**Data listing:**
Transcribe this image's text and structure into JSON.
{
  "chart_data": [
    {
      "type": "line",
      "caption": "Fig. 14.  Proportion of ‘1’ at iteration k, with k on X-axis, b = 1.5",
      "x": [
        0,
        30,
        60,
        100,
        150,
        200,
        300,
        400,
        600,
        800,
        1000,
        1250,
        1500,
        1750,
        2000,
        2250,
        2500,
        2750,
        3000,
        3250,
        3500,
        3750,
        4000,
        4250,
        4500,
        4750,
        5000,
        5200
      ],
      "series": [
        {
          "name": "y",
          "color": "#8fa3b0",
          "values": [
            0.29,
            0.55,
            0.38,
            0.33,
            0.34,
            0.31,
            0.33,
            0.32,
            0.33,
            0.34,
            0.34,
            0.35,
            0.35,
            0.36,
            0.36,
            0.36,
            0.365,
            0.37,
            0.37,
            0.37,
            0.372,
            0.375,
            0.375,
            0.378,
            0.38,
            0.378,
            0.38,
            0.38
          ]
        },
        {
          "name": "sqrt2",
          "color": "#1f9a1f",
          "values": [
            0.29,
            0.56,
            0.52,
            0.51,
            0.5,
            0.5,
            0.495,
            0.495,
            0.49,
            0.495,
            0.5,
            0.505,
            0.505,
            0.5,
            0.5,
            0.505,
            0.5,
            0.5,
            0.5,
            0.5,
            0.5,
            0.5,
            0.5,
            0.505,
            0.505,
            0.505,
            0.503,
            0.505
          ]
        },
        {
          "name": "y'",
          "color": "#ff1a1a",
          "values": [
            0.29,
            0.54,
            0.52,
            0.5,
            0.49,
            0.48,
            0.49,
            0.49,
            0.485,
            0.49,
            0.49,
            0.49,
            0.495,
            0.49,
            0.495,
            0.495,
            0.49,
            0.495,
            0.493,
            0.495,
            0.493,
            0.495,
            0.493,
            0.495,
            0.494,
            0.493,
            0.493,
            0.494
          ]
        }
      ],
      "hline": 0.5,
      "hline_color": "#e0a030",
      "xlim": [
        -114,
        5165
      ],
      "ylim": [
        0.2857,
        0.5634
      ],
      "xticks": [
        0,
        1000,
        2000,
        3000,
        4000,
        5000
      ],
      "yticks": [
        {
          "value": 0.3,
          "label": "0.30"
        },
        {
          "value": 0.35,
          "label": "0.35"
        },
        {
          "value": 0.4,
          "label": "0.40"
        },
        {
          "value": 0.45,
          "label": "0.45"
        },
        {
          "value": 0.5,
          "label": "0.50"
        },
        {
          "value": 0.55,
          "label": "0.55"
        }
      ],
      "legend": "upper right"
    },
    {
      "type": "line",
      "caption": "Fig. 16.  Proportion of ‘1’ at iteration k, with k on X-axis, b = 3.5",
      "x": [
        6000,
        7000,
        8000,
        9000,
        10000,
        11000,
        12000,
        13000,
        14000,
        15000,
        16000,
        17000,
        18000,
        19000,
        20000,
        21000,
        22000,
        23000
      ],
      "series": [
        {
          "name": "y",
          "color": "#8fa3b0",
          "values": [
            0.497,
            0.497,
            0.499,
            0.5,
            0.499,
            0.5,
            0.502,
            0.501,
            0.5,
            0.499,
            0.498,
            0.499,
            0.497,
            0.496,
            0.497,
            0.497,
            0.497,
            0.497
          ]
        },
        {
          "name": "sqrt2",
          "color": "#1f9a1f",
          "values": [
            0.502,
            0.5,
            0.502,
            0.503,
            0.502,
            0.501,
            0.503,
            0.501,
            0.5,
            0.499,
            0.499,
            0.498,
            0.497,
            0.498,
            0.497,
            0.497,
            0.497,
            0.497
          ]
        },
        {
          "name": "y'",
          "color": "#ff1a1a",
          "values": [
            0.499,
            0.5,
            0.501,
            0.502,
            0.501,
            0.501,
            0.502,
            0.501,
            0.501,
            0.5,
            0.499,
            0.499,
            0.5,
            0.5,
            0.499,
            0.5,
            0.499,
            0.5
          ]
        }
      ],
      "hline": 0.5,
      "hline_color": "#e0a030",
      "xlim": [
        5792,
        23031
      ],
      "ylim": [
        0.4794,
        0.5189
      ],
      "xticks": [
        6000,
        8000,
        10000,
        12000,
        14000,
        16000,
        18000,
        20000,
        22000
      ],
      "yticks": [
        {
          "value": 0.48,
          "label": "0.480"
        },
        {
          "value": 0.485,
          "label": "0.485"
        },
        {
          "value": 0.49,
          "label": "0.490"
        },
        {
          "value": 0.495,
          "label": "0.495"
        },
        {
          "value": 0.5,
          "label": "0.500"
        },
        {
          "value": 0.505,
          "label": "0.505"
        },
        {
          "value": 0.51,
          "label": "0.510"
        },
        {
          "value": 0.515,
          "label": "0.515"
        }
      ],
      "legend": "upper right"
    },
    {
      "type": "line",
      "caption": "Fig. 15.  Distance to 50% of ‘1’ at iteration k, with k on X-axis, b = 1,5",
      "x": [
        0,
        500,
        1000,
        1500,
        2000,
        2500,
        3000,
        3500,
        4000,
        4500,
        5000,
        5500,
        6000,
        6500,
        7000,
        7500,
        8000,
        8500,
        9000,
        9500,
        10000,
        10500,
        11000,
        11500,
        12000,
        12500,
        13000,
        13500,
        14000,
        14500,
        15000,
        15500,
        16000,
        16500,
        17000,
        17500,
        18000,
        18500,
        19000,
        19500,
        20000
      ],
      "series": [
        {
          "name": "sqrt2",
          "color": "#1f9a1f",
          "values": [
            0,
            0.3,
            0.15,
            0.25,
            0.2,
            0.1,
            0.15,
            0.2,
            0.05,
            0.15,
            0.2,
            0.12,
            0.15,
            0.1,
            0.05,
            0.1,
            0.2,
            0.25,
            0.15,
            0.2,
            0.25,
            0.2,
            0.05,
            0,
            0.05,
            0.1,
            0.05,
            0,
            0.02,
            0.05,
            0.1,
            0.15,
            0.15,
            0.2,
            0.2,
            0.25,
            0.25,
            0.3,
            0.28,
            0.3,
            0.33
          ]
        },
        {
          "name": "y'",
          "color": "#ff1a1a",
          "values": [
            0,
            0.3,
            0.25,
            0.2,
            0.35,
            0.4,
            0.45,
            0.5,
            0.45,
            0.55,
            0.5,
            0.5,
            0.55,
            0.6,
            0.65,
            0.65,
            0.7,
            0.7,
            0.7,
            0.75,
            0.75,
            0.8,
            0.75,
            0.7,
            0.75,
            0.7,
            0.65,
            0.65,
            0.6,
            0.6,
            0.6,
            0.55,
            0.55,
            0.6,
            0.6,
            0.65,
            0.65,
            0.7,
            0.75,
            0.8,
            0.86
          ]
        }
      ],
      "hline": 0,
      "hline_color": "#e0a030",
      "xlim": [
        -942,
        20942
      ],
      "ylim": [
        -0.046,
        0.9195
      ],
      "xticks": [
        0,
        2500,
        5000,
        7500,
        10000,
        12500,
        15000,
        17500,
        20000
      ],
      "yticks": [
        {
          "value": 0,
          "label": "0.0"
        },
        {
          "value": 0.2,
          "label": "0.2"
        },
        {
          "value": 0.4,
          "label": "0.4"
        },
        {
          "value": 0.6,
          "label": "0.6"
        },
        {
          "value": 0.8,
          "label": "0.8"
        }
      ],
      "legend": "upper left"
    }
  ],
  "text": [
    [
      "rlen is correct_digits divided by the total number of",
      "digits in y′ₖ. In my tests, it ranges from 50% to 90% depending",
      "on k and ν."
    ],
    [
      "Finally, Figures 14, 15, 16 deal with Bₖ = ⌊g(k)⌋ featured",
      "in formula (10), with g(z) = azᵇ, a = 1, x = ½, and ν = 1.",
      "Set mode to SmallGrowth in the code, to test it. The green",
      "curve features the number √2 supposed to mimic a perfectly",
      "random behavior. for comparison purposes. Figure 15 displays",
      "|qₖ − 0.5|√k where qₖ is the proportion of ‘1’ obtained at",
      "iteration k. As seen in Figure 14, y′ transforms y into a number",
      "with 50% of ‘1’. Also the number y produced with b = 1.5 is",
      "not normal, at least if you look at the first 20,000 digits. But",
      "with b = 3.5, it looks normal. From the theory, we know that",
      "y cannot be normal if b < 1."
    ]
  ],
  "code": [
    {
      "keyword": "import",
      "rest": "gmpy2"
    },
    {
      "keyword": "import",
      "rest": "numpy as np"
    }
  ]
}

**Task directions:**
Return every line above in which the string "into" occurs.

**Output:**
Transcribe this image's text and structure into JSON.
      "iteration k. As seen in Figure 14, y′ transforms y into a number",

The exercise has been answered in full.